### PASSAGE SHOWN
╔══
Thirdly, I had not done the math on whether there might a multi-issue bidding contest with no unbeatable bid. (By analogy, consider the principle behind rock–paper–scissors.) Had I spent a little more thought, I would not have needed to do the math, as there obviously are. Consider even a single issue* where there is an open ended scale and sufficiently many voters have a preference for “more” that it is not satiable.** The first party bids “100”, the second “200”, the first “300”, etc. No matter how large the bid is, an even larger bid will beat it.

*Here there is a flaw in [1], as I only considered the more common scenario of some finite median and satiable wishes, where deviating, in either direction, from that median is harmful. Above, however, no median exists. (Unless we argue that the median is infinite, in which case the median cannot be reached by a finite bid, with the same result.) The scenarios chosen in [1] are a little restrictive in other regards too. (Consider e.g. the discrete “0”, “1”, “2” bids below.)

**No, this need not be unrealistic even with adult voters and a national election, although it might require an extraordinarily positive issue (and although I can give no example off the top of my head) or the voters might need to be unusually egocentric and/or irrational (to e.g. see more “free” money as good, no matter how much more and with no thought on mid- and long-term side-effects). If in doubt, however, we can consider a vote among children who are promised certain quantities of candy or whatever they might prefer, or a vote in a sufficiently small circle, e.g. where the few voters are to be given money from others and these others lack a vote.

A more interesting question might be whether there is some more finite combination, say on scales limited to a certain interval. Again, the answer is affirmative—and again so simple that it works even on a single measure. There might simply be a rock–paper–scissors situation, that the voters prefer a bid of “1” to a bid of “0”, a bid of “2” to a bid “1”, and a bid of “0” to a bid of “2”. (Where no other bids than “0”, “1”, “2” are possible.) Interestingly, this can be a quite realistic situation, e.g. when the numbers represent specific politicians and the voters have this circular preference chain for the three* politicians put forward (but two at a time, one for each of the two bidders/parties). We might even have a scenario where voter preferences rise in tandem with a continuous bid, but only up to a critical point, at which 0 is suddenly more attractive and things start over.
╚══
### DATA
╔══
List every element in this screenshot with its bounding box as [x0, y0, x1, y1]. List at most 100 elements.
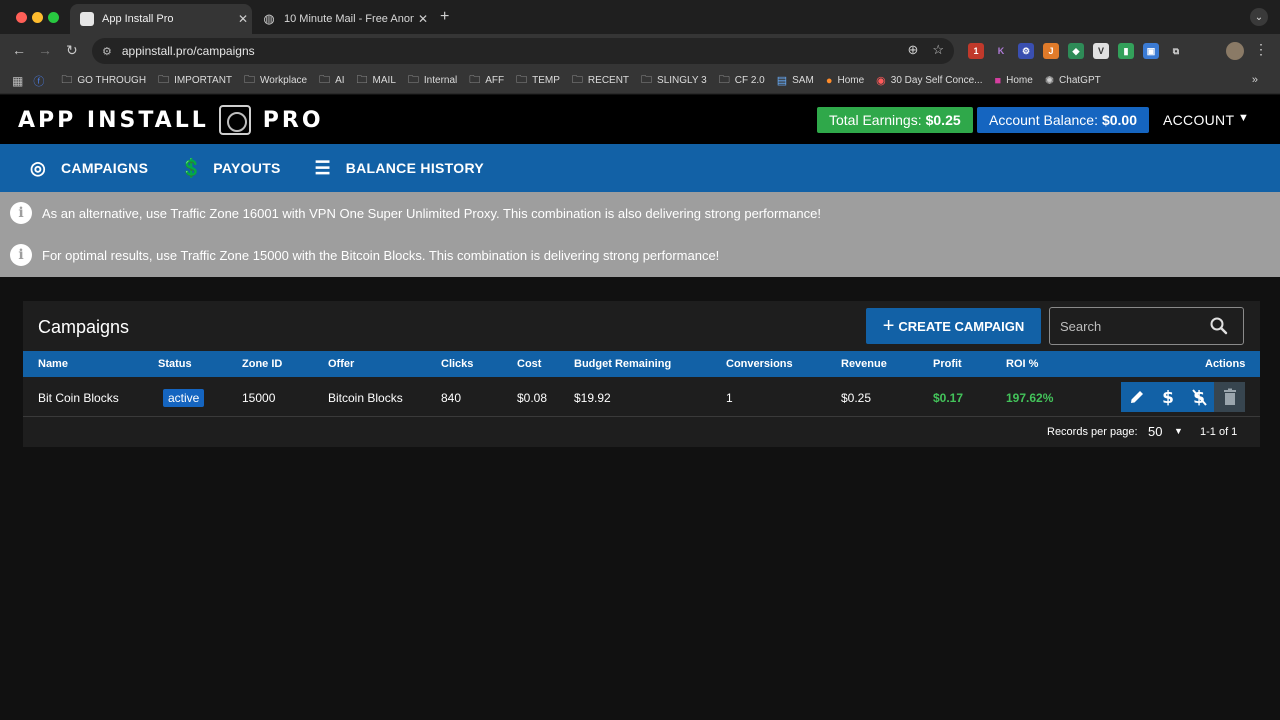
╚══
Please answer these questions about the bidding-contest passage, each on its own line:
1. In the single-issue example on an open-ended scale, what does the second party bid?
2. Which group of voters does the passage offer as one to consider if it seems unrealistic that voters' wish for "more" is never satisfied?
3. In the rock–paper–scissors situation on a single measure, which bids are the only ones possible?

1. "200"
2. Children who are promised certain quantities of candy or whatever they might prefer.
3. "0", "1" and "2"